# [Data provided]

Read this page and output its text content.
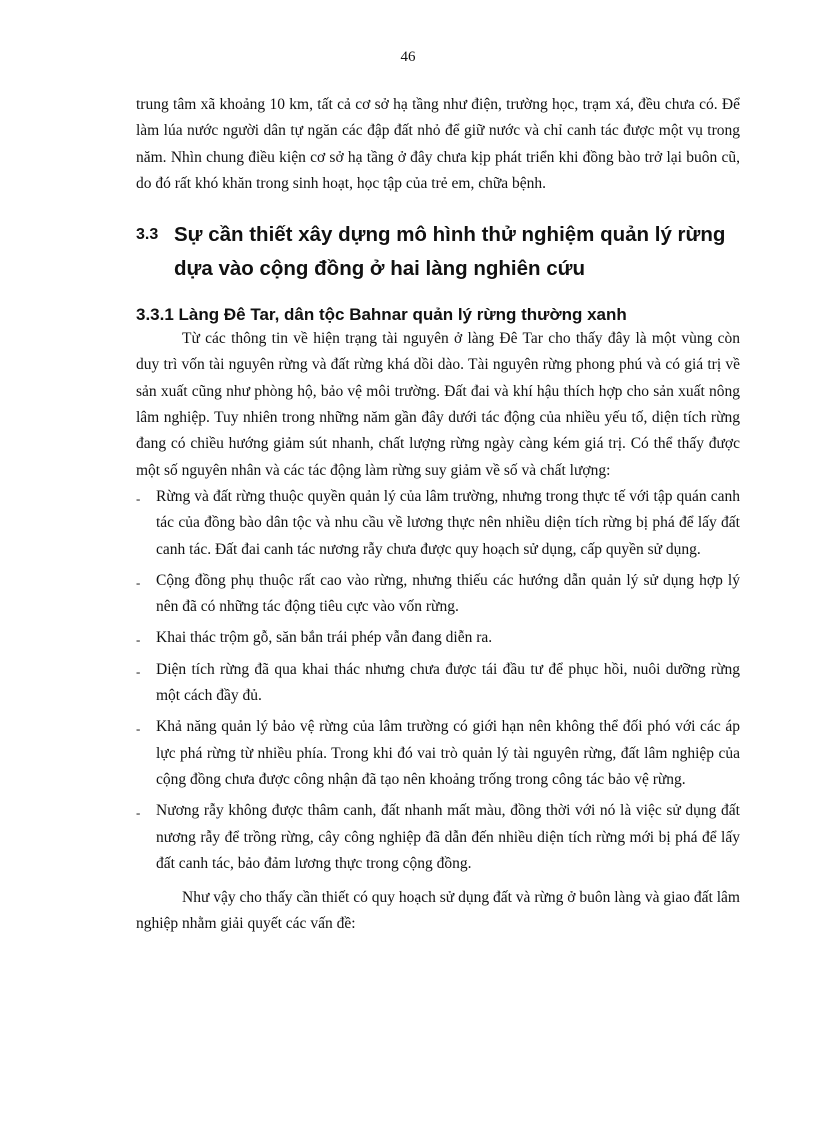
46

trung tâm xã khoảng 10 km, tất cả cơ sở hạ tầng như điện, trường học, trạm xá, đều chưa có. Để làm lúa nước người dân tự ngăn các đập đất nhỏ để giữ nước và chỉ canh tác được một vụ trong năm. Nhìn chung điều kiện cơ sở hạ tầng ở đây chưa kịp phát triển khi đồng bào trở lại buôn cũ, do đó rất khó khăn trong sinh hoạt, học tập của trẻ em, chữa bệnh.

3.3 Sự cần thiết xây dựng mô hình thử nghiệm quản lý rừng dựa vào cộng đồng ở hai làng nghiên cứu
3.3.1 Làng Đê Tar, dân tộc Bahnar quản lý rừng thường xanh

Từ các thông tin về hiện trạng tài nguyên ở làng Đê Tar cho thấy đây là một vùng còn duy trì vốn tài nguyên rừng và đất rừng khá dồi dào. Tài nguyên rừng phong phú và có giá trị về sản xuất cũng như phòng hộ, bảo vệ môi trường. Đất đai và khí hậu thích hợp cho sản xuất nông lâm nghiệp. Tuy nhiên trong những năm gần đây dưới tác động của nhiều yếu tố, diện tích rừng đang có chiều hướng giảm sút nhanh, chất lượng rừng ngày càng kém giá trị. Có thể thấy được một số nguyên nhân và các tác động làm rừng suy giảm về số và chất lượng:

- Rừng và đất rừng thuộc quyền quản lý của lâm trường, nhưng trong thực tế với tập quán canh tác của đồng bào dân tộc và nhu cầu về lương thực nên nhiều diện tích rừng bị phá để lấy đất canh tác. Đất đai canh tác nương rẫy chưa được quy hoạch sử dụng, cấp quyền sử dụng.
- Cộng đồng phụ thuộc rất cao vào rừng, nhưng thiếu các hướng dẫn quản lý sử dụng hợp lý nên đã có những tác động tiêu cực vào vốn rừng.
- Khai thác trộm gỗ, săn bắn trái phép vẫn đang diễn ra.
- Diện tích rừng đã qua khai thác nhưng chưa được tái đầu tư để phục hồi, nuôi dưỡng rừng một cách đầy đủ.
- Khả năng quản lý bảo vệ rừng của lâm trường có giới hạn nên không thể đối phó với các áp lực phá rừng từ nhiều phía. Trong khi đó vai trò quản lý tài nguyên rừng, đất lâm nghiệp của cộng đồng chưa được công nhận đã tạo nên khoảng trống trong công tác bảo vệ rừng.
- Nương rẫy không được thâm canh, đất nhanh mất màu, đồng thời với nó là việc sử dụng đất nương rẫy để trồng rừng, cây công nghiệp đã dẫn đến nhiều diện tích rừng mới bị phá để lấy đất canh tác, bảo đảm lương thực trong cộng đồng.

Như vậy cho thấy cần thiết có quy hoạch sử dụng đất và rừng ở buôn làng và giao đất lâm nghiệp nhằm giải quyết các vấn đề:
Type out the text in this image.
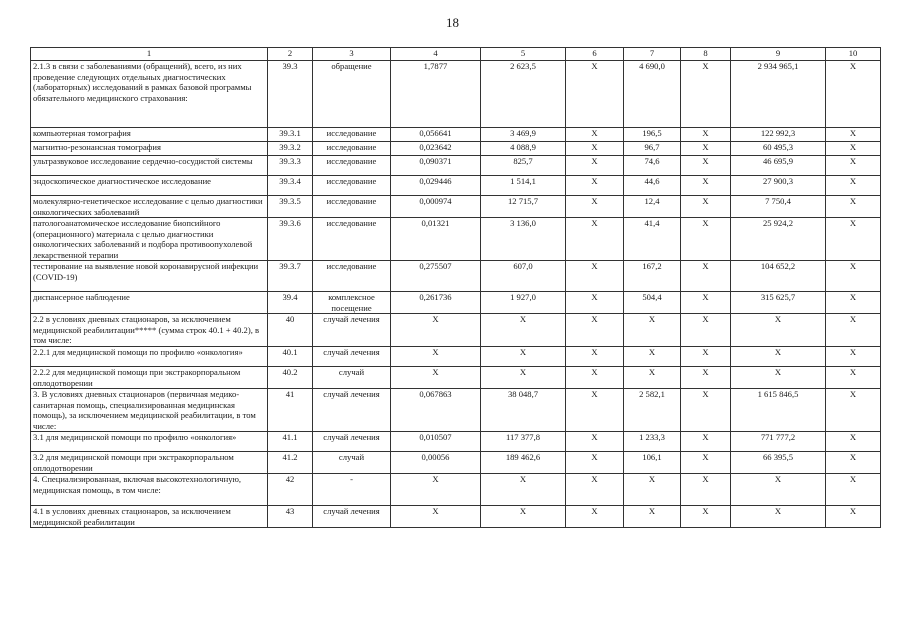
18
1	2	3	4	5	6	7	8	9	10
2.1.3 в связи с заболеваниями (обращений), всего, из них проведение следующих отдельных диагностических (лабораторных) исследований в рамках базовой программы обязательного медицинского страхования:	39.3	обращение	1,7877	2 623,5	X	4 690,0	X	2 934 965,1	X
компьютерная томография	39.3.1	исследование	0,056641	3 469,9	X	196,5	X	122 992,3	X
магнитно-резонансная томография	39.3.2	исследование	0,023642	4 088,9	X	96,7	X	60 495,3	X
ультразвуковое исследование сердечно-сосудистой системы	39.3.3	исследование	0,090371	825,7	X	74,6	X	46 695,9	X
эндоскопическое диагностическое исследование	39.3.4	исследование	0,029446	1 514,1	X	44,6	X	27 900,3	X
молекулярно-генетическое исследование с целью диагностики онкологических заболеваний	39.3.5	исследование	0,000974	12 715,7	X	12,4	X	7 750,4	X
патологоанатомическое исследование биопсийного (операционного) материала с целью диагностики онкологических заболеваний и подбора противоопухолевой лекарственной терапии	39.3.6	исследование	0,01321	3 136,0	X	41,4	X	25 924,2	X
тестирование на выявление новой коронавирусной инфекции (COVID-19)	39.3.7	исследование	0,275507	607,0	X	167,2	X	104 652,2	X
диспансерное наблюдение	39.4	комплексное посещение	0,261736	1 927,0	X	504,4	X	315 625,7	X
2.2 в условиях дневных стационаров, за исключением медицинской реабилитации***** (сумма строк 40.1 + 40.2), в том числе:	40	случай лечения	X	X	X	X	X	X	X
2.2.1 для медицинской помощи по профилю «онкология»	40.1	случай лечения	X	X	X	X	X	X	X
2.2.2 для медицинской помощи при экстракорпоральном оплодотворении	40.2	случай	X	X	X	X	X	X	X
3. В условиях дневных стационаров (первичная медико-санитарная помощь, специализированная медицинская помощь), за исключением медицинской реабилитации, в том числе:	41	случай лечения	0,067863	38 048,7	X	2 582,1	X	1 615 846,5	X
3.1 для медицинской помощи по профилю «онкология»	41.1	случай лечения	0,010507	117 377,8	X	1 233,3	X	771 777,2	X
3.2 для медицинской помощи при экстракорпоральном оплодотворении	41.2	случай	0,00056	189 462,6	X	106,1	X	66 395,5	X
4. Специализированная, включая высокотехнологичную, медицинская помощь, в том числе:	42	-	X	X	X	X	X	X	X
4.1 в условиях дневных стационаров, за исключением медицинской реабилитации	43	случай лечения	X	X	X	X	X	X	X
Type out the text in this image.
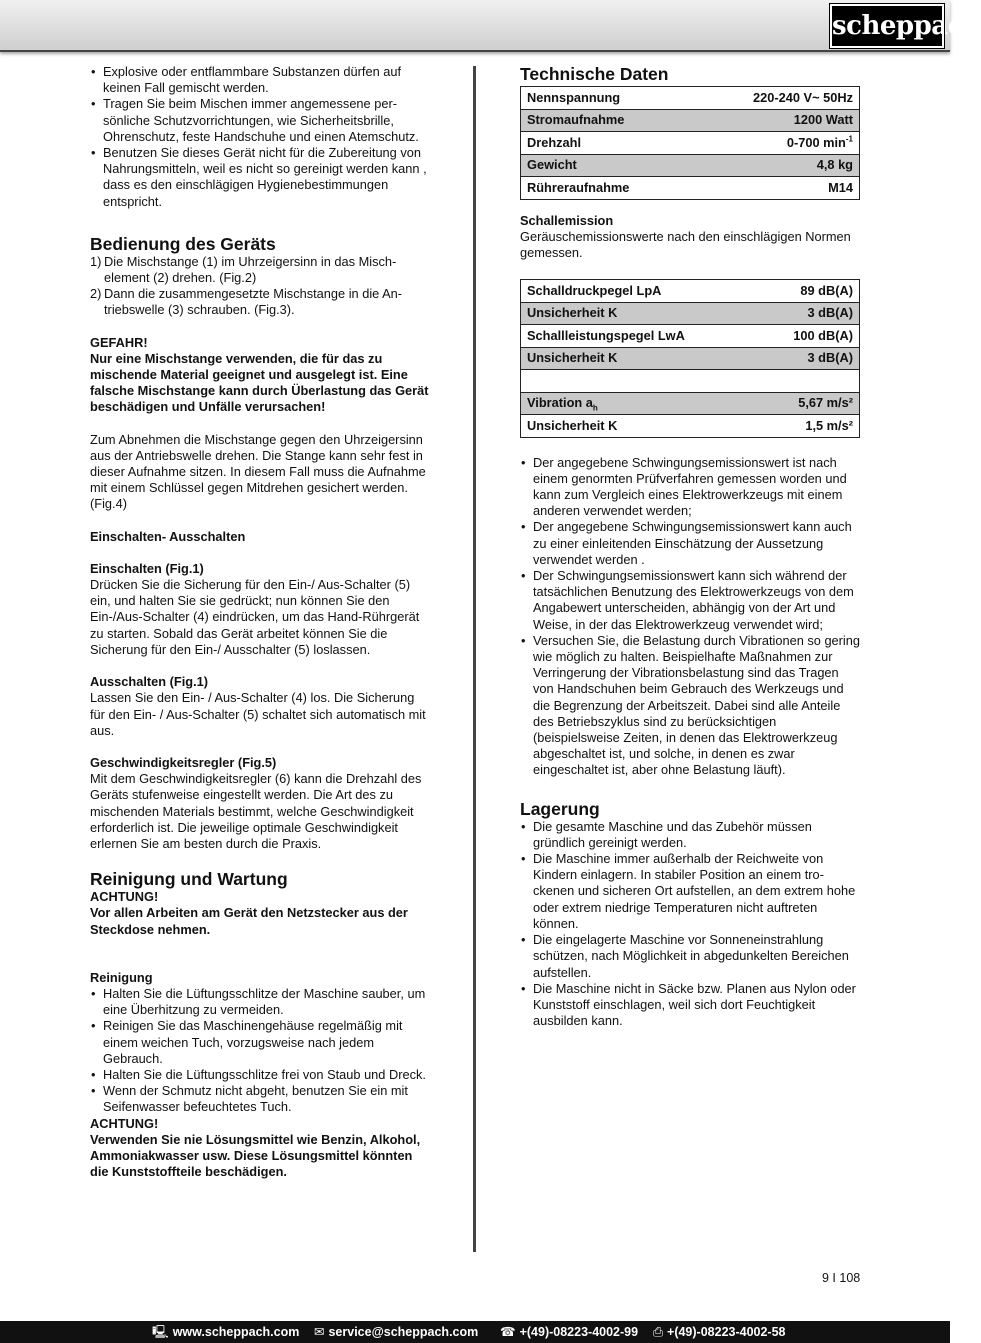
scheppach
• Explosive oder entflammbare Substanzen dürfen auf keinen Fall gemischt werden.
• Tragen Sie beim Mischen immer angemessene persönliche Schutzvorrichtungen, wie Sicherheitsbrille, Ohrenschutz, feste Handschuhe und einen Atemschutz.
• Benutzen Sie dieses Gerät nicht für die Zubereitung von Nahrungsmitteln, weil es nicht so gereinigt werden kann , dass es den einschlägigen Hygienebestimmungen entspricht.
Bedienung des Geräts
1) Die Mischstange (1) im Uhrzeigersinn in das Mischelement (2) drehen. (Fig.2)
2) Dann die zusammengesetzte Mischstange in die Antriebswelle (3) schrauben. (Fig.3).

GEFAHR!

Nur eine Mischstange verwenden, die für das zu mischende Material geeignet und ausgelegt ist. Eine falsche Mischstange kann durch Überlastung das Gerät beschädigen und Unfälle verursachen!

Zum Abnehmen die Mischstange gegen den Uhrzeigersinn aus der Antriebswelle drehen. Die Stange kann sehr fest in dieser Aufnahme sitzen. In diesem Fall muss die Aufnahme mit einem Schlüssel gegen Mitdrehen gesichert werden. (Fig.4)

Einschalten- Ausschalten

Einschalten (Fig.1)

Drücken Sie die Sicherung für den Ein-/ Aus-Schalter (5) ein, und halten Sie sie gedrückt; nun können Sie den Ein-/Aus-Schalter (4) eindrücken, um das Hand-Rührgerät zu starten. Sobald das Gerät arbeitet können Sie die Sicherung für den Ein-/ Ausschalter (5) loslassen.

Ausschalten (Fig.1)

Lassen Sie den Ein- / Aus-Schalter (4) los. Die Sicherung für den Ein- / Aus-Schalter (5) schaltet sich automatisch mit aus.

Geschwindigkeitsregler (Fig.5)

Mit dem Geschwindigkeitsregler (6) kann die Drehzahl des Geräts stufenweise eingestellt werden. Die Art des zu mischenden Materials bestimmt, welche Geschwindigkeit erforderlich ist. Die jeweilige optimale Geschwindigkeit erlernen Sie am besten durch die Praxis.

Reinigung und Wartung

ACHTUNG!

Vor allen Arbeiten am Gerät den Netzstecker aus der Steckdose nehmen.

Reinigung

• Halten Sie die Lüftungsschlitze der Maschine sauber, um eine Überhitzung zu vermeiden.
• Reinigen Sie das Maschinengehäuse regelmäßig mit einem weichen Tuch, vorzugsweise nach jedem Gebrauch.
• Halten Sie die Lüftungsschlitze frei von Staub und Dreck.
• Wenn der Schmutz nicht abgeht, benutzen Sie ein mit Seifenwasser befeuchtetes Tuch.

ACHTUNG!

Verwenden Sie nie Lösungsmittel wie Benzin, Alkohol, Ammoniakwasser usw. Diese Lösungsmittel könnten die Kunststoffteile beschädigen.

Technische Daten
Nennspannung	220-240 V~ 50Hz
Stromaufnahme	1200 Watt
Drehzahl	0-700 $\min^{-1}$
Gewicht	4,8 kg
Rühreraufnahme	M14

Schallemission

Geräuschemissionswerte nach den einschlägigen Normen gemessen.

Schalldruckpegel LpA	89 dB(A)
Unsicherheit K	3 dB(A)
Schallleistungspegel LwA	100 dB(A)
Unsicherheit K	3 dB(A)

Vibration $a_h$	5,67 m/s²
Unsicherheit K	1,5 m/s²
• Der angegebene Schwingungsemissionswert ist nach einem genormten Prüfverfahren gemessen worden und kann zum Vergleich eines Elektrowerkzeugs mit einem anderen verwendet werden;
• Der angegebene Schwingungsemissionswert kann auch zu einer einleitenden Einschätzung der Aussetzung verwendet werden .
• Der Schwingungsemissionswert kann sich während der tatsächlichen Benutzung des Elektrowerkzeugs von dem Angabewert unterscheiden, abhängig von der Art und Weise, in der das Elektrowerkzeug verwendet wird;
• Versuchen Sie, die Belastung durch Vibrationen so gering wie möglich zu halten. Beispielhafte Maßnahmen zur Verringerung der Vibrationsbelastung sind das Tragen von Handschuhen beim Gebrauch des Werkzeugs und die Begrenzung der Arbeitszeit. Dabei sind alle Anteile des Betriebszyklus sind zu berücksichtigen (beispielsweise Zeiten, in denen das Elektrowerkzeug abgeschaltet ist, und solche, in denen es zwar eingeschaltet ist, aber ohne Belastung läuft).
Lagerung
• Die gesamte Maschine und das Zubehör müssen gründlich gereinigt werden.
• Die Maschine immer außerhalb der Reichweite von Kindern einlagern. In stabiler Position an einem trockenen und sicheren Ort aufstellen, an dem extrem hohe oder extrem niedrige Temperaturen nicht auftreten können.
• Die eingelagerte Maschine vor Sonneneinstrahlung schützen, nach Möglichkeit in abgedunkelten Bereichen aufstellen.
• Die Maschine nicht in Säcke bzw. Planen aus Nylon oder Kunststoff einschlagen, weil sich dort Feuchtigkeit ausbilden kann.
9 I 108
🖳 www.scheppach.com ✉ service@scheppach.com ☎ +(49)-08223-4002-99 ⎙ +(49)-08223-4002-58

# [Your objective]
From the entries above, copy every line that holds the word "aufstellen".

# [Output of the exercise]
• Die Maschine immer außerhalb der Reichweite von Kindern einlagern. In stabiler Position an einem trockenen und sicheren Ort aufstellen, an dem extrem hohe oder extrem niedrige Temperaturen nicht auftreten können.
• Die eingelagerte Maschine vor Sonneneinstrahlung schützen, nach Möglichkeit in abgedunkelten Bereichen aufstellen.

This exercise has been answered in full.